**TEXT:**
# # # # #

The category tables maintained by nodes in a cluster may become out of date and inconsistent with one another if an agent node in the cluster migrates one or more categories to some other node(s). Initially, only the agent nodes and the nodes to whom the categories have migrated will have up-to-date information regarding the current agent node for the migrated category.
A periodical aggregation report scheme may be implemented to solve this inconsistency problem. Every participating node may periodically sends a category update report to one or more randomly-selected neighbor nodes. The category update report may include the latest N updates (or category migration events) known to the reporting node, as well as M random entries from the category table of the reporting node. Upon receiving the category update report, a recipient node may update its own category table based on the timestamps in the category update report.
When a node shares information with the system the node may identify the applicable agent node by looking up the category with which the information is associated in its category table. The node may then generate a message the agent node. The message may include a category, a list of one or more keywords associated with the information and may advise the agent node that the information assigned to the category is available for access by other nodes. Upon receiving this message, the agent node may store the keyword list and the address of the hosting node in its content index table.
In some embodiments, the category and keywords are selected by a user of the hosting node. The user may select the category from a predefined category list and may select a number of keywords to describe that information. The number of keywords may be one or greater than one.
It can be appreciated that the searching methods and apparatus described herein can permit searching to be shared among a wide range of nodes in a system 10. Searching duties can be distributed among a number of nodes that is as large as the number of categories (which can be large) times the number of clusters of nodes in system 10. Infrastructure maintenance duties, such as indexing, adapting system 10 to incorporate new nodes or to deal with the departure of existing nodes can also be distributed over a large number of nodes.
The methods and apparatus disclosed herein may be combined or implemented alone to provide search or streaming capability for fields of use that include storage area networks video, image, music, and data file searching and streaming, and more generally the sharing, streaming or search of any data that can be categorized or divided into segments.
In an example embodiment, the nodes include set top boxes in a cable television system, Such set top boxes have desirable attributes for nodes as a system as described herein because such set top boxes:

- tend to be stable (are typically always on-line);
- are interconnected by a managed cable television data communication network that provides high bandwidth data communication between nodes;
- have available relatively large amounts of data storage; and,
- are connected directly to playback systems (e.g. televisions) that are increasingly typically high-quality playback systems (such as high-definition television sets).
  Further, the system is advantageous in an embodiment in which receiving nodes comprise set top boxes, other computers interconnected by a cable television system, or other nodes in a network that provides greater bandwidth for downloading data to a node than the network provides for uploading by the node. Individual hosting nodes can upload data at relatively low rates. The data streams from multiple hosting nodes are delivered to a receiving node at a significantly higher aggregate bandwidth.

# # # # #

[Element box annotations]
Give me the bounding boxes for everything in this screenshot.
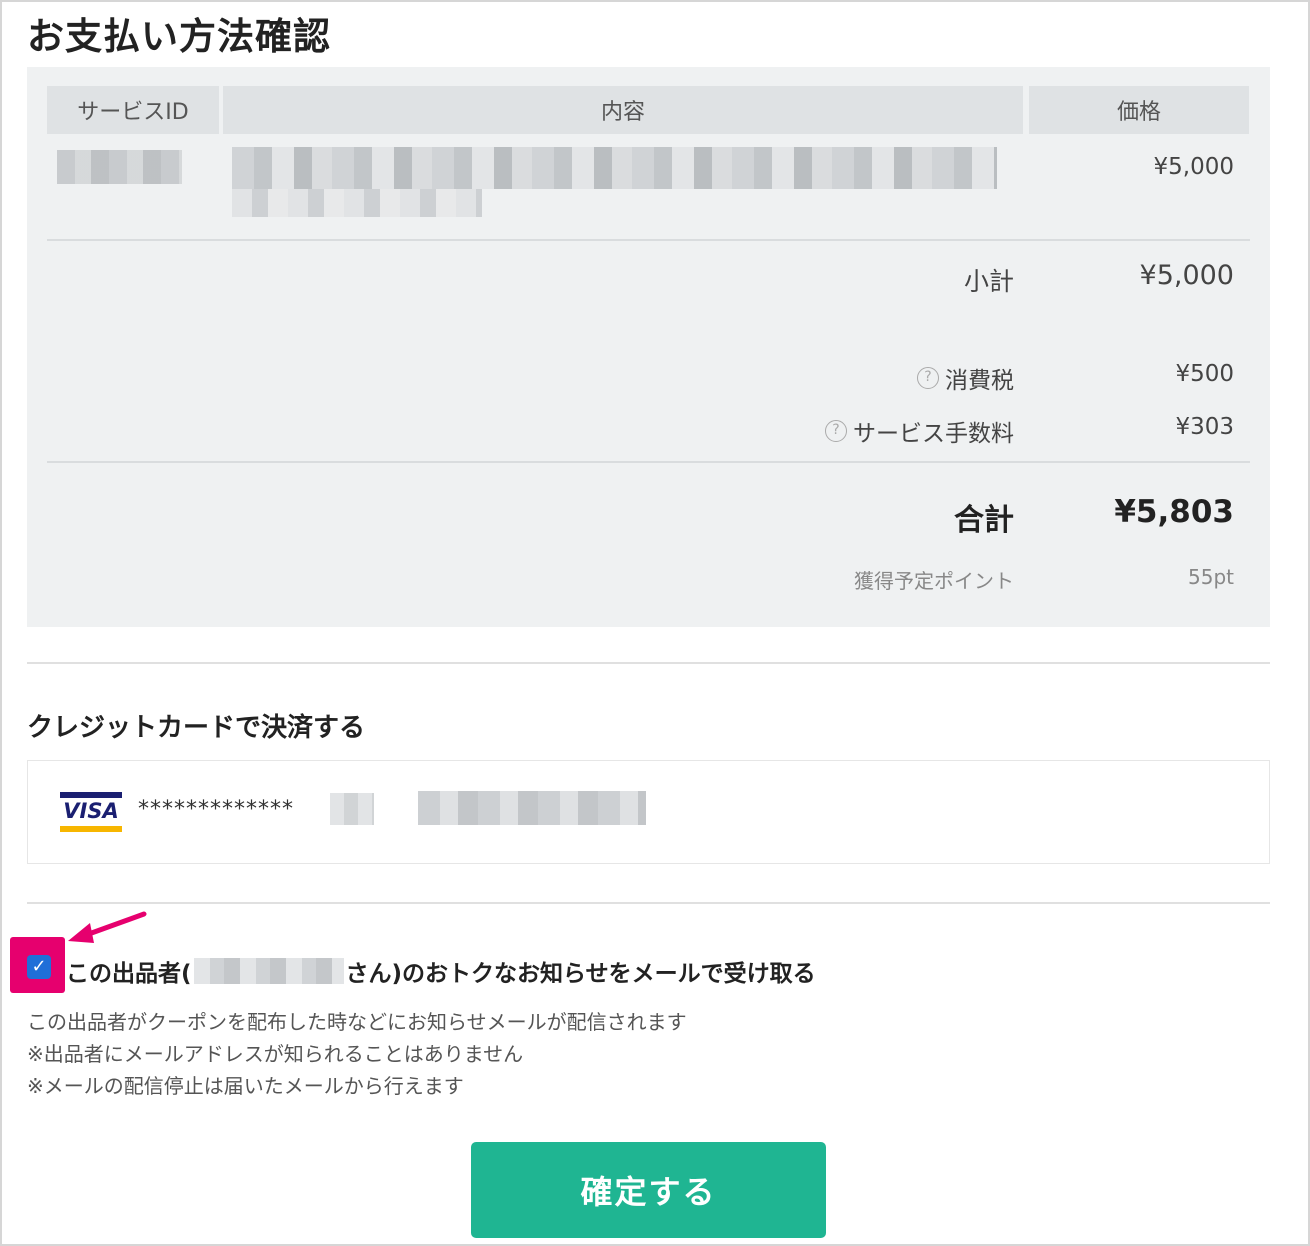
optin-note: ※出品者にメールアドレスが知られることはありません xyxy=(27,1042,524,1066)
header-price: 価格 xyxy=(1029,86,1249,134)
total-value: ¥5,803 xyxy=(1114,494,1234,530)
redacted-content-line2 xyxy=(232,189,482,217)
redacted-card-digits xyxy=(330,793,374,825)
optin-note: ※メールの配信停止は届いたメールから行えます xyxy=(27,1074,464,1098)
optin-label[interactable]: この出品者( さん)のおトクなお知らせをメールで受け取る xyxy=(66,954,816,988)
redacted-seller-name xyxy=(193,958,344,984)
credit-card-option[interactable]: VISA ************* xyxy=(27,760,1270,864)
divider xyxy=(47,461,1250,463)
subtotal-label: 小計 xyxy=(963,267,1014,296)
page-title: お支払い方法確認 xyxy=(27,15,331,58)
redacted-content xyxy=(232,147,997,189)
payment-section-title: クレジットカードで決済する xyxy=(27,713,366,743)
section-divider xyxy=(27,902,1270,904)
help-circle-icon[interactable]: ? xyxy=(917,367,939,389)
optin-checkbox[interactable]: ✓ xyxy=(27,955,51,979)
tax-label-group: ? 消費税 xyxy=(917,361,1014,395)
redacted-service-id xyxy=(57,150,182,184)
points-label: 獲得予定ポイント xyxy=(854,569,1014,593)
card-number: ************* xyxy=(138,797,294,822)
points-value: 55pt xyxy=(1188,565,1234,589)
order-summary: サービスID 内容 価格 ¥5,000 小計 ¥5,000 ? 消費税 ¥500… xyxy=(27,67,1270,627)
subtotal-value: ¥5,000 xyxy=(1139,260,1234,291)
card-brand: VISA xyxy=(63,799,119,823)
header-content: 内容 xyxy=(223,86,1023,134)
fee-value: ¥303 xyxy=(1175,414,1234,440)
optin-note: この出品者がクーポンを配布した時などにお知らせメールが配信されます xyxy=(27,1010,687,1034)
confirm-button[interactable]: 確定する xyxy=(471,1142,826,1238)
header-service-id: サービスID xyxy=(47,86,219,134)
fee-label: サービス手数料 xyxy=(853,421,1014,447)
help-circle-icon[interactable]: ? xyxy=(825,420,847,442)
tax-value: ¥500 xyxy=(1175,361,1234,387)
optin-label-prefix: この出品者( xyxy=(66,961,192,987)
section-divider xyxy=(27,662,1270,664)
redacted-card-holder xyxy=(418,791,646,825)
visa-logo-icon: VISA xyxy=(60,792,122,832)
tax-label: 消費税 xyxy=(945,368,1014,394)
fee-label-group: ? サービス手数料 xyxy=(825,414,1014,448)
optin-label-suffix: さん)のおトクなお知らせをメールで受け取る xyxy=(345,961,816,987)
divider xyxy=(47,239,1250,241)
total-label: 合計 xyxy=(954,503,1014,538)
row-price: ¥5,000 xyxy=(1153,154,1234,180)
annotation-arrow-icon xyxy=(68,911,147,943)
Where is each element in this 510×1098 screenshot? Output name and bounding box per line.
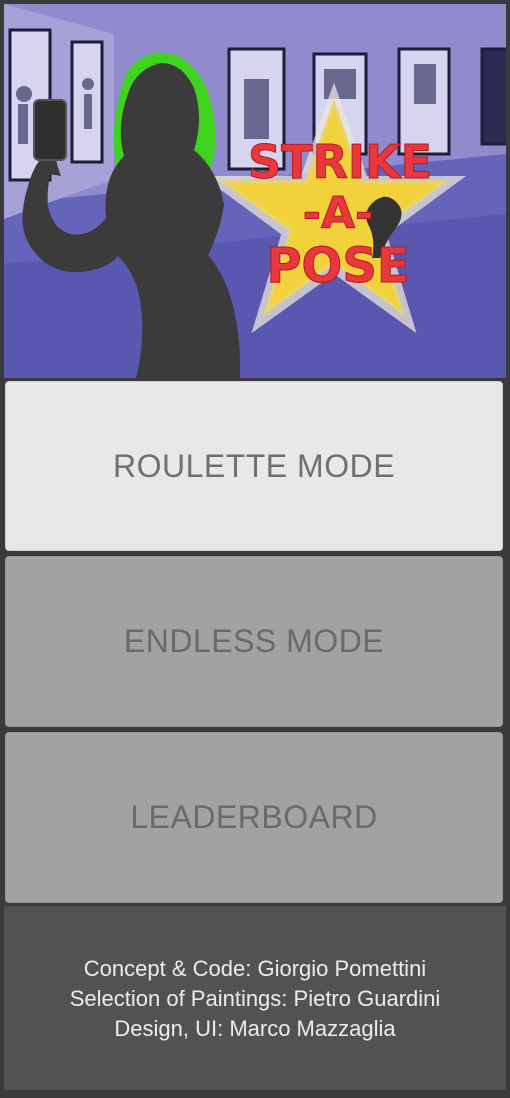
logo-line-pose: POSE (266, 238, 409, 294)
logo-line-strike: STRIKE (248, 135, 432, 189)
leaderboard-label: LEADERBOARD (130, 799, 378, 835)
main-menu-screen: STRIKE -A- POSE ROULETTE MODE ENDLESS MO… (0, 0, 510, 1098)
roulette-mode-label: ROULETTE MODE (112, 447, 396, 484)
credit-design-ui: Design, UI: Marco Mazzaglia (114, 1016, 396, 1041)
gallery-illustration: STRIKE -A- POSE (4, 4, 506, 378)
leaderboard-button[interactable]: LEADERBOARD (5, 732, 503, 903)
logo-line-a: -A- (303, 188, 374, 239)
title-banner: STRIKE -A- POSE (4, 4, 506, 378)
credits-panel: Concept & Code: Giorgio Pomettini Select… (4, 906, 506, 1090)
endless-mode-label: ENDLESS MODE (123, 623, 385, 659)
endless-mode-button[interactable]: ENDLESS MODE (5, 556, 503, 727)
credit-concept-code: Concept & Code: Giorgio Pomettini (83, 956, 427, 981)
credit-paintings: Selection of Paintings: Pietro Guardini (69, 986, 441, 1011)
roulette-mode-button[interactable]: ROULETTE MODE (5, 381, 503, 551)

# # # # #

**SET PROBLEM:**
Copy the passage on distributed category search from "Further, the system" up to and including "higher aggregate bandwidth.", substituting "source nodes" for "hosting nodes".

**TASK ANSWER:**
Further, the system is advantageous in an embodiment in which receiving nodes comprise set top boxes, other computers interconnected by a cable television system, or other nodes in a network that provides greater bandwidth for downloading data to a node than the network provides for uploading by the node. Individual source nodes can upload data at relatively low rates. The data streams from multiple source nodes are delivered to a receiving node at a significantly higher aggregate bandwidth.